## Required work
Show every line below where "value" can be found.

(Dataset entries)
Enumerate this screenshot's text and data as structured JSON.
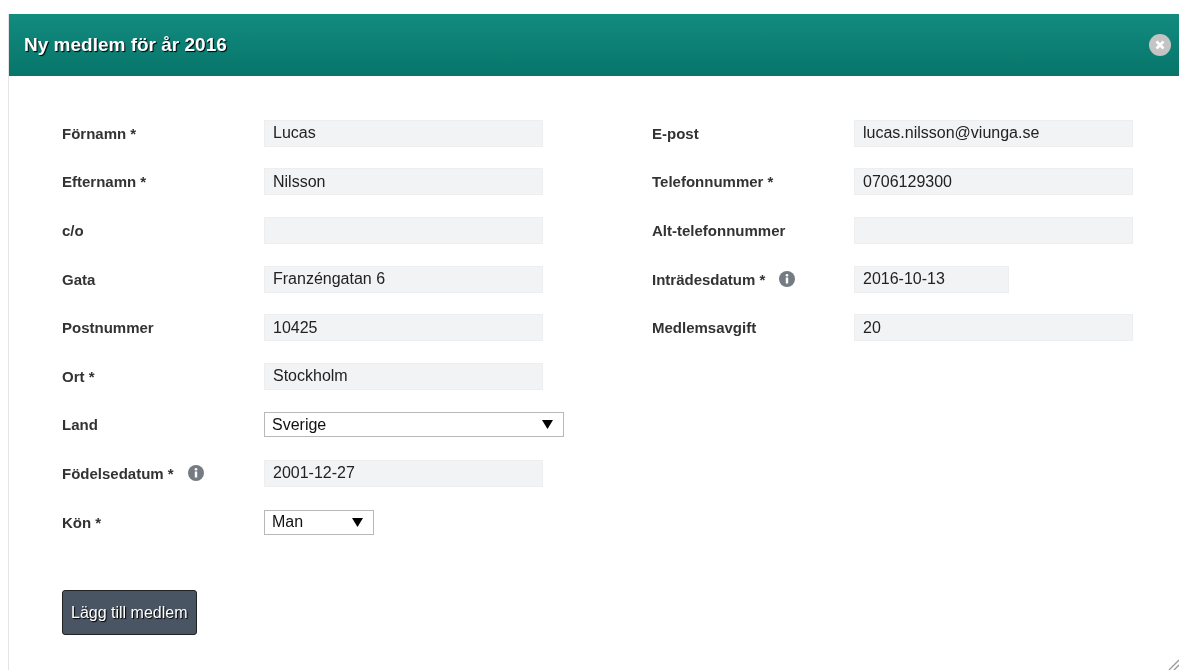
{
  "dialog": {
    "title": "Ny medlem för år 2016"
  },
  "left_fields": [
    {
      "label": "Förnamn *",
      "value": "Lucas",
      "kind": "input",
      "info": false
    },
    {
      "label": "Efternamn *",
      "value": "Nilsson",
      "kind": "input",
      "info": false
    },
    {
      "label": "c/o",
      "kind": "input",
      "info": false
    },
    {
      "label": "Gata",
      "value": "Franzéngatan 6",
      "kind": "input",
      "info": false
    },
    {
      "label": "Postnummer",
      "value": "10425",
      "kind": "input",
      "info": false
    },
    {
      "label": "Ort *",
      "value": "Stockholm",
      "kind": "input",
      "info": false
    },
    {
      "label": "Land",
      "value": "Sverige",
      "kind": "select",
      "info": false
    },
    {
      "label": "Födelsedatum *",
      "value": "2001-12-27",
      "kind": "input",
      "info": true
    },
    {
      "label": "Kön *",
      "value": "Man",
      "kind": "short-select",
      "info": false
    }
  ],
  "right_fields": [
    {
      "label": "E-post",
      "value": "lucas.nilsson@viunga.se",
      "kind": "input",
      "info": false
    },
    {
      "label": "Telefonnummer *",
      "value": "0706129300",
      "kind": "input",
      "info": false
    },
    {
      "label": "Alt-telefonnummer",
      "kind": "input",
      "info": false
    },
    {
      "label": "Inträdesdatum *",
      "value": "2016-10-13",
      "kind": "short-input",
      "info": true
    },
    {
      "label": "Medlemsavgift",
      "value": "20",
      "kind": "input",
      "info": false
    }
  ],
  "submit_button": "Lägg till medlem"
}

## In response
      "value": "Lucas",
      "value": "Nilsson",
      "value": "Franzéngatan 6",
      "value": "10425",
      "value": "Stockholm",
      "value": "Sverige",
      "value": "2001-12-27",
      "value": "Man",
      "value": "lucas.nilsson@viunga.se",
      "value": "0706129300",
      "value": "2016-10-13",
      "value": "20",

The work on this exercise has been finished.